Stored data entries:
************

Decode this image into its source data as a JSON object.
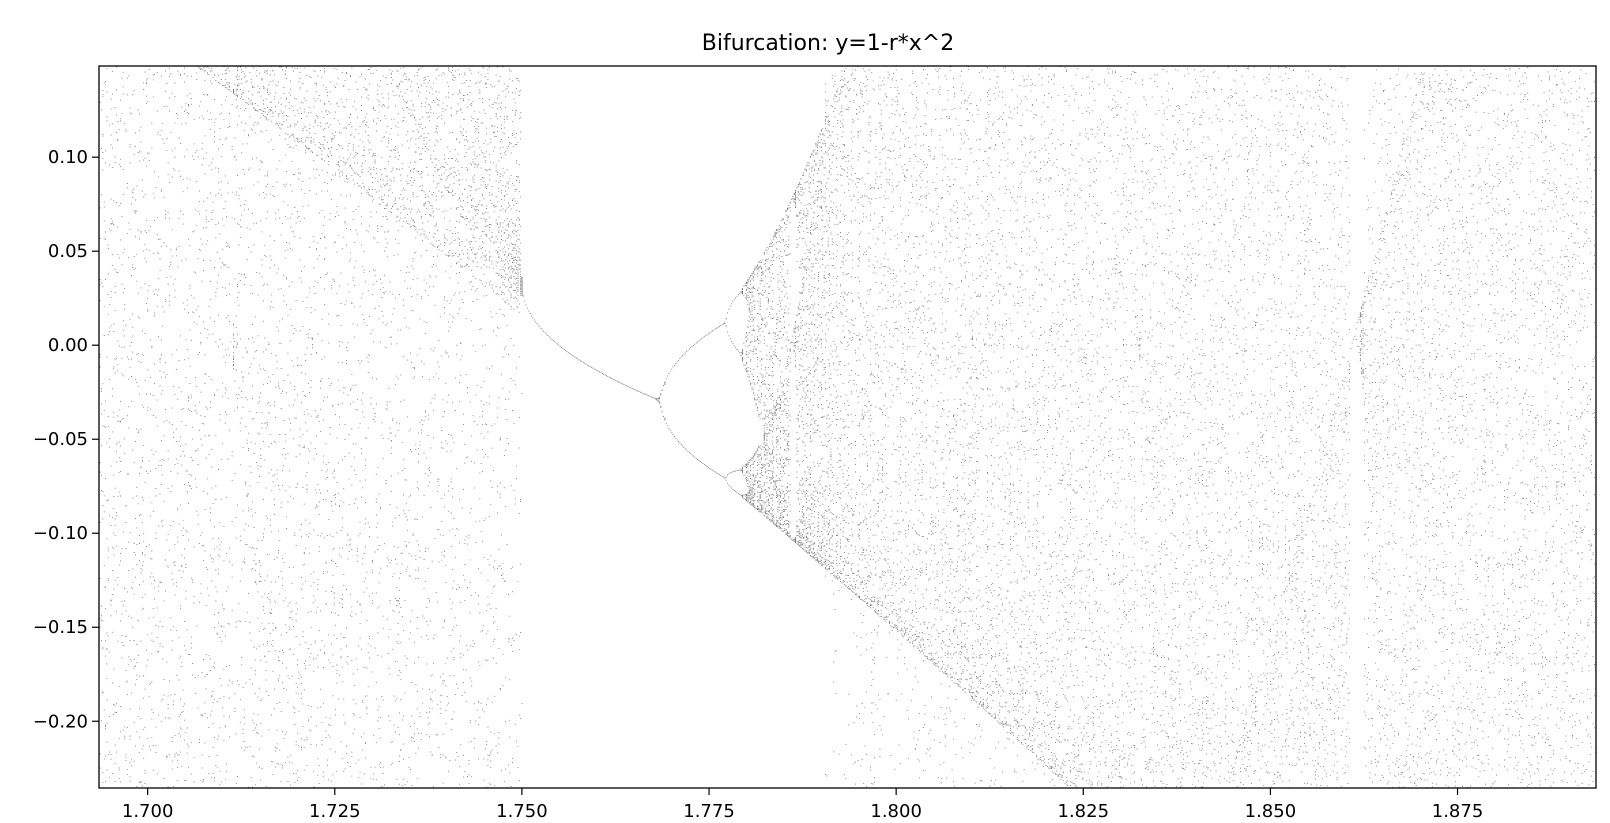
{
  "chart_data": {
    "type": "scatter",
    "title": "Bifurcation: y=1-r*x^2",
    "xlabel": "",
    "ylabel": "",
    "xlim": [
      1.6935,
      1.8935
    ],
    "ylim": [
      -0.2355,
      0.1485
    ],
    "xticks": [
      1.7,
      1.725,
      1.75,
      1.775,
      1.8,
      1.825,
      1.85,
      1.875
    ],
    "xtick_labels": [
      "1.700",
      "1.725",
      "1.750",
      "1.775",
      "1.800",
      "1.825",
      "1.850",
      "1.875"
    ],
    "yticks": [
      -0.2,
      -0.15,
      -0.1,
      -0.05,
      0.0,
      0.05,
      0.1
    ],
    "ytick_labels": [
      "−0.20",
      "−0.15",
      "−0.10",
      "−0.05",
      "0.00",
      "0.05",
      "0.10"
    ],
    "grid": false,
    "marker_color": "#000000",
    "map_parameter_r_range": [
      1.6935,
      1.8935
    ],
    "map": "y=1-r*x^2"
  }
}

************

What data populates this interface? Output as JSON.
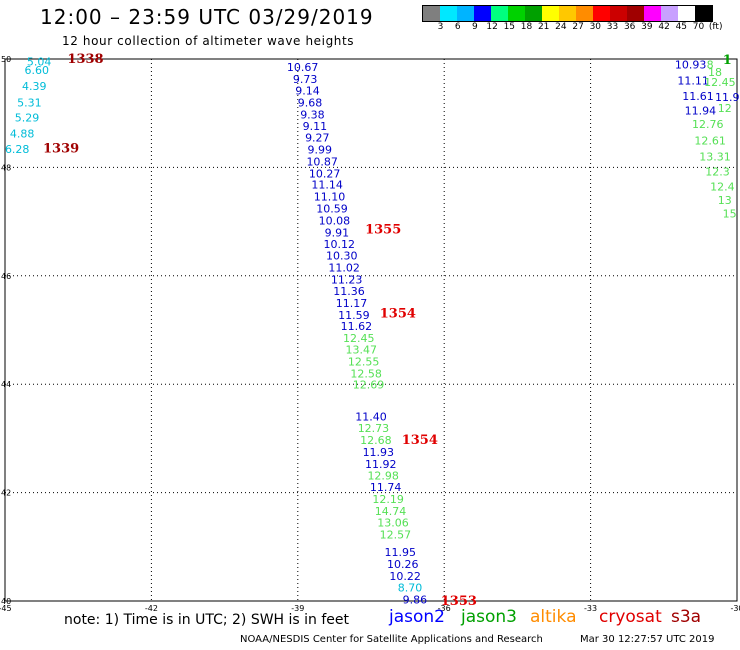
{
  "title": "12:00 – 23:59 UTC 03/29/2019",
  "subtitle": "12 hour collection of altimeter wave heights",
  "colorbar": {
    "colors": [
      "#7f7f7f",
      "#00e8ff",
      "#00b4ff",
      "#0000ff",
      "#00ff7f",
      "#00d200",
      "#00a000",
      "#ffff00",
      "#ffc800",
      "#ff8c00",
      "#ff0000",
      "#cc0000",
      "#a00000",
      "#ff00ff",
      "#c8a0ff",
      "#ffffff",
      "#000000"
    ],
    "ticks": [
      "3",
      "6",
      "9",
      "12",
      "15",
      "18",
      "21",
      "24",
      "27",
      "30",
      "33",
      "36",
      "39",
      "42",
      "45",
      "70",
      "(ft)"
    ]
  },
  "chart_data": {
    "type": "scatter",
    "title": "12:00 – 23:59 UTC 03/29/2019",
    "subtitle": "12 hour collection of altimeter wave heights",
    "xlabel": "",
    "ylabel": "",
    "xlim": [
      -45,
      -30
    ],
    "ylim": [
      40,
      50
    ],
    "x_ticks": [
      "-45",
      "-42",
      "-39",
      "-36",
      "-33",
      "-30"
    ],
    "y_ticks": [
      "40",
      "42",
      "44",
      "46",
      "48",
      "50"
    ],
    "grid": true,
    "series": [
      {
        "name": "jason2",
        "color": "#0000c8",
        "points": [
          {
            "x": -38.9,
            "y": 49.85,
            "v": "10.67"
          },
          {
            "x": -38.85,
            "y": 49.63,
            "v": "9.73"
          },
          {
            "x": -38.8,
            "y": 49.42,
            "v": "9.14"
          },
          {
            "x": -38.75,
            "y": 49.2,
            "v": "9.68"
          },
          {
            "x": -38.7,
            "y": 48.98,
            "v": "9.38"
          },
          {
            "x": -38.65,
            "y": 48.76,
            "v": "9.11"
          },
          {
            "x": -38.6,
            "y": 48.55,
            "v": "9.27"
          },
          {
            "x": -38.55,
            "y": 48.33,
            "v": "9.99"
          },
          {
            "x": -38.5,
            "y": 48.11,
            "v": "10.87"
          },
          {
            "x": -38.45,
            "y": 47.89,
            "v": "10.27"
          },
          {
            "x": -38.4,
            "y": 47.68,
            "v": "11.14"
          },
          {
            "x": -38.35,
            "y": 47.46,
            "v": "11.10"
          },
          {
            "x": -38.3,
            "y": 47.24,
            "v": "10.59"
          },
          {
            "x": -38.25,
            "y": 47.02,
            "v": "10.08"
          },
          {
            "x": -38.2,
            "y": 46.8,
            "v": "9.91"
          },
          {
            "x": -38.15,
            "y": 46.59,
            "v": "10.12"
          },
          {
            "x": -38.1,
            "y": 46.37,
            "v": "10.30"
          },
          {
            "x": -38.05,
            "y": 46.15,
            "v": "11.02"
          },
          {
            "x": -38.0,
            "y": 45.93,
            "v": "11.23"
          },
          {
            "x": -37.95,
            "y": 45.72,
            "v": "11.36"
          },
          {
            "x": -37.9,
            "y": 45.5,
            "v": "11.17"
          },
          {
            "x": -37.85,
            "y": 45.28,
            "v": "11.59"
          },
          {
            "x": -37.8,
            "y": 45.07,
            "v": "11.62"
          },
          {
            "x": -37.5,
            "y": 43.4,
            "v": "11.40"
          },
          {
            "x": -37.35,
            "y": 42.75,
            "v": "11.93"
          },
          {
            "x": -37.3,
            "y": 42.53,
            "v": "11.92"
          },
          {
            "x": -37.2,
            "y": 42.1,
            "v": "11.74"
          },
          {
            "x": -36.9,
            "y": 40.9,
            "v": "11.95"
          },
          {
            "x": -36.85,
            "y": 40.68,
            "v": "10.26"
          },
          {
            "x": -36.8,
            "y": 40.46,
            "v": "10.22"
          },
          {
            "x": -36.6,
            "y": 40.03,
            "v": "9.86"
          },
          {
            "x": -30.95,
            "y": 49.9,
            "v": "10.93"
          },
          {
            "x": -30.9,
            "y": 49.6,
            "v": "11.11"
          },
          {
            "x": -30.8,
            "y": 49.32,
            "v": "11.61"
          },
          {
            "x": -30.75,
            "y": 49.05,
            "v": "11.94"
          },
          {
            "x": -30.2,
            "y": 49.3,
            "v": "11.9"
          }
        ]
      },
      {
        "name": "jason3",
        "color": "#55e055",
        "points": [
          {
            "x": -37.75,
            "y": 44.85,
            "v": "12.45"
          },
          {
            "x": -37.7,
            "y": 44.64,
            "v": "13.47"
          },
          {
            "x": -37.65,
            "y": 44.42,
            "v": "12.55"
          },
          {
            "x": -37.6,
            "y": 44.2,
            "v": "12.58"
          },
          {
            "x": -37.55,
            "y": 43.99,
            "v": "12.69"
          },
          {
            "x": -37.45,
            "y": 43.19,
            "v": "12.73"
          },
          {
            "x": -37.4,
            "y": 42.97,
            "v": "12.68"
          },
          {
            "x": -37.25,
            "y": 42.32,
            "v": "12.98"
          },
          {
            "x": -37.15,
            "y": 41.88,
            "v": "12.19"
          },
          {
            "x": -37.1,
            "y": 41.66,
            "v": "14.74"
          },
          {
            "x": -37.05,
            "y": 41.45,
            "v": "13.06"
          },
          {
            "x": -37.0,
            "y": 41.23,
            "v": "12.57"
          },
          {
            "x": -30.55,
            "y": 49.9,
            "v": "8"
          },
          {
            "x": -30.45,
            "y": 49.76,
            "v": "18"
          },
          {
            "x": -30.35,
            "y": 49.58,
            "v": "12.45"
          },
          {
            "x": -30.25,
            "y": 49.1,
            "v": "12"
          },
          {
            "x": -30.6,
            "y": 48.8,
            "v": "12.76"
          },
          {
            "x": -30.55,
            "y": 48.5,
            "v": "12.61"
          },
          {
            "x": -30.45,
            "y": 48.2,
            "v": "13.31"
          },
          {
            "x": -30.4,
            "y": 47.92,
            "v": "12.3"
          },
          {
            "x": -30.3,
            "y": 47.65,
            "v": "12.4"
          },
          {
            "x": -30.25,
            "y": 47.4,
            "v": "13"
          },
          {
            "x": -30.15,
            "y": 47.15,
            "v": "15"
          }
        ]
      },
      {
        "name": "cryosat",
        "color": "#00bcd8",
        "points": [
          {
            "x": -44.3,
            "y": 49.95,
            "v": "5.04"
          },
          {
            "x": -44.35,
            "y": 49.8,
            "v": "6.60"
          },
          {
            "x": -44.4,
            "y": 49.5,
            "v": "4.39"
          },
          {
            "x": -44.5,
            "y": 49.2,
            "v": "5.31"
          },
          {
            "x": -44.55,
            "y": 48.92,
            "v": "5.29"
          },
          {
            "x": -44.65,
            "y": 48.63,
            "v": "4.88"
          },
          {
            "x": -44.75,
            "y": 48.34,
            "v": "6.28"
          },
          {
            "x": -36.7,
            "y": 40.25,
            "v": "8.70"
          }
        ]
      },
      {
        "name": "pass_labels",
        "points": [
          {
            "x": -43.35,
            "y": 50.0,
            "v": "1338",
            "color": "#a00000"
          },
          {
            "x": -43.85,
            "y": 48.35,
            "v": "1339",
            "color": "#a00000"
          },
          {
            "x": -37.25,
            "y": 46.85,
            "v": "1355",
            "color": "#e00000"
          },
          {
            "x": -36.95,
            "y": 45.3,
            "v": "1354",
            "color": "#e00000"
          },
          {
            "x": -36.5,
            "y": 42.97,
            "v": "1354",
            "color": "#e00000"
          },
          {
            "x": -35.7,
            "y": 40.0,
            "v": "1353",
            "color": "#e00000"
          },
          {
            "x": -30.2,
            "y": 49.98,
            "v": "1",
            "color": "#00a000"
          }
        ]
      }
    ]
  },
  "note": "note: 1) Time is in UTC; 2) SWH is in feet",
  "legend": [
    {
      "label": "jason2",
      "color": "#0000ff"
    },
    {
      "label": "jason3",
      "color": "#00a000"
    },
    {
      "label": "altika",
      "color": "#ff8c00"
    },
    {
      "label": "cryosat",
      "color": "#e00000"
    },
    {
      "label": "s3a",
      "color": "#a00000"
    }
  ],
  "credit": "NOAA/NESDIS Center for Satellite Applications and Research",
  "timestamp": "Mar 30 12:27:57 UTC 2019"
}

************

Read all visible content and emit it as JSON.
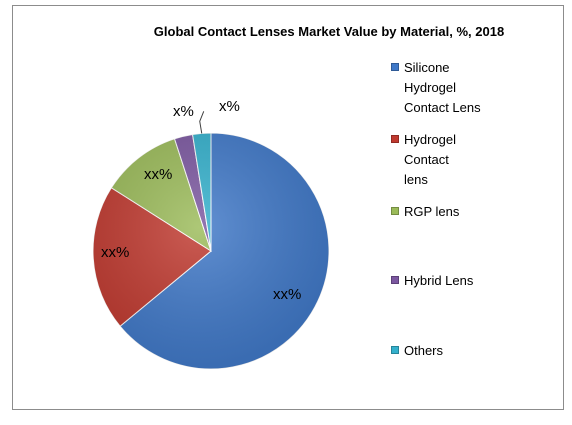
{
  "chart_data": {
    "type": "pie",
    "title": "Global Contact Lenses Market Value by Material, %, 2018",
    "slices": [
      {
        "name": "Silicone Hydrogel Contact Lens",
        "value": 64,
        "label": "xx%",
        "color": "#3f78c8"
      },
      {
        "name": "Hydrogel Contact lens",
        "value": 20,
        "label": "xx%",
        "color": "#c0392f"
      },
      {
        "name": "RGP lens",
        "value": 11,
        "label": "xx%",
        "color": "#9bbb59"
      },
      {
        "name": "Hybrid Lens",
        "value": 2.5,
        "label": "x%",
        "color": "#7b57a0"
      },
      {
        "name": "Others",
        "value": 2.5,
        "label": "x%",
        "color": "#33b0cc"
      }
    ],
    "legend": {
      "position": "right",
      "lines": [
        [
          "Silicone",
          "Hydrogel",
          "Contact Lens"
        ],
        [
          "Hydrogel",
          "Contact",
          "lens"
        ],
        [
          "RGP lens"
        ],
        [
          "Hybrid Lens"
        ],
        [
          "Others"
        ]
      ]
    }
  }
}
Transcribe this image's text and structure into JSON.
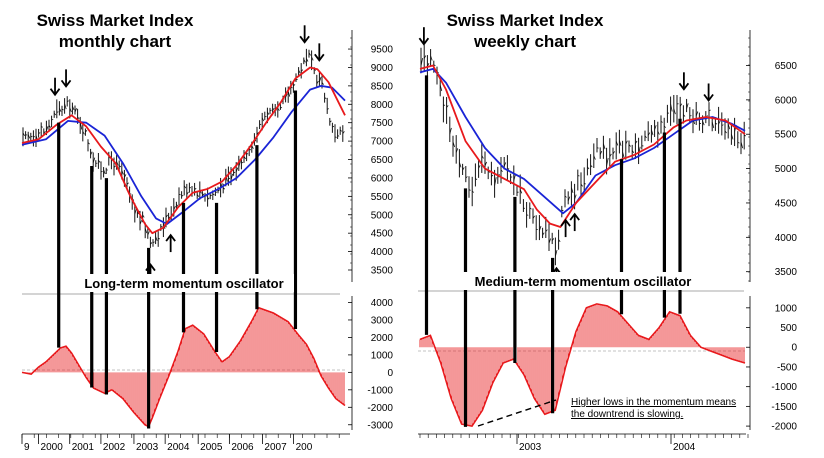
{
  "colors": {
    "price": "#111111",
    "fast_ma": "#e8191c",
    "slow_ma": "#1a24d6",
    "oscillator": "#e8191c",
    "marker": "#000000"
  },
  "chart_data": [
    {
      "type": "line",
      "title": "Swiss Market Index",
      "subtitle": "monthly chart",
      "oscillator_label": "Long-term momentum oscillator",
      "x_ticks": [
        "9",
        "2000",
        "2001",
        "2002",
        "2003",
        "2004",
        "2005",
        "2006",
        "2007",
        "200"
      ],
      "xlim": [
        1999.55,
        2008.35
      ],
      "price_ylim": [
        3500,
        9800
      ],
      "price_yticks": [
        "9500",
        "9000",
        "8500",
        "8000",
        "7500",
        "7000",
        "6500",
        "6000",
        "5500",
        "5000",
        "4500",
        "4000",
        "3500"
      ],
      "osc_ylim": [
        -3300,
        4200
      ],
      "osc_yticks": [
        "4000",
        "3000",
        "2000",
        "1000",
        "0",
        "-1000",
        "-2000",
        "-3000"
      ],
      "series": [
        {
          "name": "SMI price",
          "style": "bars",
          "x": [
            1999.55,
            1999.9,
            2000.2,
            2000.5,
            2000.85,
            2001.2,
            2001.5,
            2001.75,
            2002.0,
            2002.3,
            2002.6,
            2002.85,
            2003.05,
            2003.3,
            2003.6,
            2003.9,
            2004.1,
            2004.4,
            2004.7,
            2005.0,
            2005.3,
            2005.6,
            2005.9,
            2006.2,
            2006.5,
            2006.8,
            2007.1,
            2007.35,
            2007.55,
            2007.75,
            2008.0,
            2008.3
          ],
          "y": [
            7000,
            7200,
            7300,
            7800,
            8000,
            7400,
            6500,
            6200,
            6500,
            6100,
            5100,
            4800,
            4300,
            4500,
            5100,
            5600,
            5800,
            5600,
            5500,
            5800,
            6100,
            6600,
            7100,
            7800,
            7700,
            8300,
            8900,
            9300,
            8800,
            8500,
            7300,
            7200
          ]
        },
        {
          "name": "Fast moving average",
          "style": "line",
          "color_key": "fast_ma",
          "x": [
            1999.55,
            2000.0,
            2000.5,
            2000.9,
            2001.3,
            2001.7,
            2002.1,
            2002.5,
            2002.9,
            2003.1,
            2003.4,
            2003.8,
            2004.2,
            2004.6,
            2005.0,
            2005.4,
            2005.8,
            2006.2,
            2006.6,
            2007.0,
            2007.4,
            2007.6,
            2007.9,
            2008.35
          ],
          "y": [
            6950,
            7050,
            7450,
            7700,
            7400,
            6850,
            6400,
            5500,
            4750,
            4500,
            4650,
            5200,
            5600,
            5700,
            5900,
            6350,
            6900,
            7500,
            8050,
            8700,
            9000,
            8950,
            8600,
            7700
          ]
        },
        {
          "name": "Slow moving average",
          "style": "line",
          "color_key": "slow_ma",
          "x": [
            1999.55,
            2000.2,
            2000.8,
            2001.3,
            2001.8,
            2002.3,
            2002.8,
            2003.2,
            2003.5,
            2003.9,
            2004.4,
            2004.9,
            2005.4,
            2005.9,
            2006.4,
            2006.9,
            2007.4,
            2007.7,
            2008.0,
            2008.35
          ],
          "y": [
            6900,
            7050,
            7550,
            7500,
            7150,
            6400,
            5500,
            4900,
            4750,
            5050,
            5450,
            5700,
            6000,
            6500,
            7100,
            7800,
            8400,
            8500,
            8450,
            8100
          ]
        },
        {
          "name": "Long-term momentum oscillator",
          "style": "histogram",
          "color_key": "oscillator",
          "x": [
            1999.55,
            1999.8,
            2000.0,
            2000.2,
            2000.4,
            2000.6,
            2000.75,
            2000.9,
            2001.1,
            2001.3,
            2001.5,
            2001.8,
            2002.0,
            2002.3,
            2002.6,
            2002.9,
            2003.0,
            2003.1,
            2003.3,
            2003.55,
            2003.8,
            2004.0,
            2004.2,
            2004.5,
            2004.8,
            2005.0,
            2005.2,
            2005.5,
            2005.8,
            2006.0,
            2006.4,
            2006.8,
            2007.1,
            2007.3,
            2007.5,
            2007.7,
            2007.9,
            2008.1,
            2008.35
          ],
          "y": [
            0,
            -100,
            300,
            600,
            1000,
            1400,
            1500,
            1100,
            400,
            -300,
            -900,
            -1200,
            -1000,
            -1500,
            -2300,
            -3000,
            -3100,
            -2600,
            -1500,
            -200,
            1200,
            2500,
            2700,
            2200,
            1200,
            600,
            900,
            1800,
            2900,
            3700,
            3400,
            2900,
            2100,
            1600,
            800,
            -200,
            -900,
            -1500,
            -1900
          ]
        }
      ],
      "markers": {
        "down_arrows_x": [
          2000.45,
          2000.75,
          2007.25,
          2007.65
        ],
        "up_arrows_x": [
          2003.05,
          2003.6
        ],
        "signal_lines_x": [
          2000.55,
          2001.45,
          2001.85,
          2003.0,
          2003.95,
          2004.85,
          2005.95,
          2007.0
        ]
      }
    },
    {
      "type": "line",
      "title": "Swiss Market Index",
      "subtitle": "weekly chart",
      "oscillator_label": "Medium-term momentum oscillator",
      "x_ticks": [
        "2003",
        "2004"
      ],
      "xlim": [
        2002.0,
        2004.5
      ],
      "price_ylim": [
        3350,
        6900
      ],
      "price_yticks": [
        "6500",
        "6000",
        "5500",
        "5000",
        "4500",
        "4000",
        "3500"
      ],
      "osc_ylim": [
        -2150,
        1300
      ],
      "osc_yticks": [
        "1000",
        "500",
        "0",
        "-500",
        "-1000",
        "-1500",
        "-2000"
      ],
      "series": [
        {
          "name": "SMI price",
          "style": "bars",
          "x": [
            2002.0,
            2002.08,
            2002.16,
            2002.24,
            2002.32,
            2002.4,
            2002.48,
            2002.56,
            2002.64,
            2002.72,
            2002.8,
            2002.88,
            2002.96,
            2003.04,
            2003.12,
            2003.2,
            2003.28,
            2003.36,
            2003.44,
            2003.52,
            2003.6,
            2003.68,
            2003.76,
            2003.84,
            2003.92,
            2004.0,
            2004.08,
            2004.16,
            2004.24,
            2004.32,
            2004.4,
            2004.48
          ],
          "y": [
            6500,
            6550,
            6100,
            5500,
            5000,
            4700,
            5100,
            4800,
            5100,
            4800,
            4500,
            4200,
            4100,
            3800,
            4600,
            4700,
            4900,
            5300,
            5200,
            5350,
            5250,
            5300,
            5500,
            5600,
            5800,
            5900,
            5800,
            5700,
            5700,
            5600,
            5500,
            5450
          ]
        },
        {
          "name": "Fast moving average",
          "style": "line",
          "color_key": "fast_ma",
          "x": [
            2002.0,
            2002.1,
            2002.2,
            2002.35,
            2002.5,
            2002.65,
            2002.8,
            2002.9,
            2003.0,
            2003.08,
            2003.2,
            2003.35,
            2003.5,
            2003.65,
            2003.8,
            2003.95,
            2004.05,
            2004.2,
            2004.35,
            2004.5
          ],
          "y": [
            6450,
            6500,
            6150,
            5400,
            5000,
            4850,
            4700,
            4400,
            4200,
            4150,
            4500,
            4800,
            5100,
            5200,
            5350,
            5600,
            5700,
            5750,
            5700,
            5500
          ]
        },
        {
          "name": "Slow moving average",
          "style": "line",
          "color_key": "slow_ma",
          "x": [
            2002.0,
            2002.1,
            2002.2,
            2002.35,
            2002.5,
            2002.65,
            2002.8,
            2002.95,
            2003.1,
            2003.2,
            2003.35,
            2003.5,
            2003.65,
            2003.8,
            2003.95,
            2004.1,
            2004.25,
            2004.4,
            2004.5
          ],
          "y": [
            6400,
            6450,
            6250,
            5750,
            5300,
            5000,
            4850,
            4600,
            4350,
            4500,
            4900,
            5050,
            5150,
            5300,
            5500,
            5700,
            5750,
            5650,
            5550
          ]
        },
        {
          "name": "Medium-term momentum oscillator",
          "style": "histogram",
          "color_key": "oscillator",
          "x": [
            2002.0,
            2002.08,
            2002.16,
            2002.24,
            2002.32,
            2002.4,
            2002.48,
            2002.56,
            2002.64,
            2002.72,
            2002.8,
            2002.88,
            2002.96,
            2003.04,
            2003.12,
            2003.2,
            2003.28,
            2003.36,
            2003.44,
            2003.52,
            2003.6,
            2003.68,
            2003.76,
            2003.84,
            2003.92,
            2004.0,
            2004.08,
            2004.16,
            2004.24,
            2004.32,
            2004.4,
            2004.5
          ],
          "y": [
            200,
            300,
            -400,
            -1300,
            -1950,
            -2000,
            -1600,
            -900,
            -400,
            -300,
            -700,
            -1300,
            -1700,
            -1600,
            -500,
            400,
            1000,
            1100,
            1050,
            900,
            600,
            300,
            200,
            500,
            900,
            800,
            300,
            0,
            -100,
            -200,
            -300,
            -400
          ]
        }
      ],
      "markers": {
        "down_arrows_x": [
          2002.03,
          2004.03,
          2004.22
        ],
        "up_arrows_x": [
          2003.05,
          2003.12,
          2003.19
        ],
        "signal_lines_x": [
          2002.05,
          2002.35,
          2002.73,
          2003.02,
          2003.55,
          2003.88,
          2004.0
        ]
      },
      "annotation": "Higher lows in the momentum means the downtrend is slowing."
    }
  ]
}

************

§ PROBLEM: From the data above, gather every line that includes the word "oscillator".

§ RIGHT ANSWER:
    "oscillator": "#e8191c",
      "oscillator_label": "Long-term momentum oscillator",
          "name": "Long-term momentum oscillator",
          "color_key": "oscillator",
      "oscillator_label": "Medium-term momentum oscillator",
          "name": "Medium-term momentum oscillator",
          "color_key": "oscillator",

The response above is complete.